Each line of the material must be returned exactly.
____ SUPPLIED DATA
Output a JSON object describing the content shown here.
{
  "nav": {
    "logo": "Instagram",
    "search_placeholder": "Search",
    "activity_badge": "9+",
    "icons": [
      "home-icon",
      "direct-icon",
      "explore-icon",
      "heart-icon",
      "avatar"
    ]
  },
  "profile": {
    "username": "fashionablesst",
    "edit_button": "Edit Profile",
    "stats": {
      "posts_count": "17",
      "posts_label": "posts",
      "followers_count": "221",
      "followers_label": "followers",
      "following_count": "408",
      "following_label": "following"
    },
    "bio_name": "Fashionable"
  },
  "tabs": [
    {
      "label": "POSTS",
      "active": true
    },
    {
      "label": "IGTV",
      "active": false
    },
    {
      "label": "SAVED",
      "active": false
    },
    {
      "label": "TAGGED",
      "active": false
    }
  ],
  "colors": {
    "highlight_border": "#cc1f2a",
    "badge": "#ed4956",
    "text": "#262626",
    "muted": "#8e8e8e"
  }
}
________
* WRITTEN ANSWER *
Output a JSON object describing the content shown here.
{
  "nav": {
    "logo": "Instagram",
    "search_placeholder": "Search",
    "activity_badge": "9+",
    "icons": [
      "home-icon",
      "direct-icon",
      "explore-icon",
      "heart-icon",
      "avatar"
    ]
  },
  "profile": {
    "username": "fashionablesst",
    "edit_button": "Edit Profile",
    "stats": {
      "posts_count": "17",
      "posts_label": "posts",
      "followers_count": "221",
      "followers_label": "followers",
      "following_count": "408",
      "following_label": "following"
    },
    "bio_name": "Fashionable"
  },
  "tabs": [
    {
      "label": "POSTS",
      "active": true
    },
    {
      "label": "IGTV",
      "active": false
    },
    {
      "label": "SAVED",
      "active": false
    },
    {
      "label": "TAGGED",
      "active": false
    }
  ],
  "colors": {
    "highlight_border": "#cc1f2a",
    "badge": "#ed4956",
    "text": "#262626",
    "muted": "#8e8e8e"
  }
}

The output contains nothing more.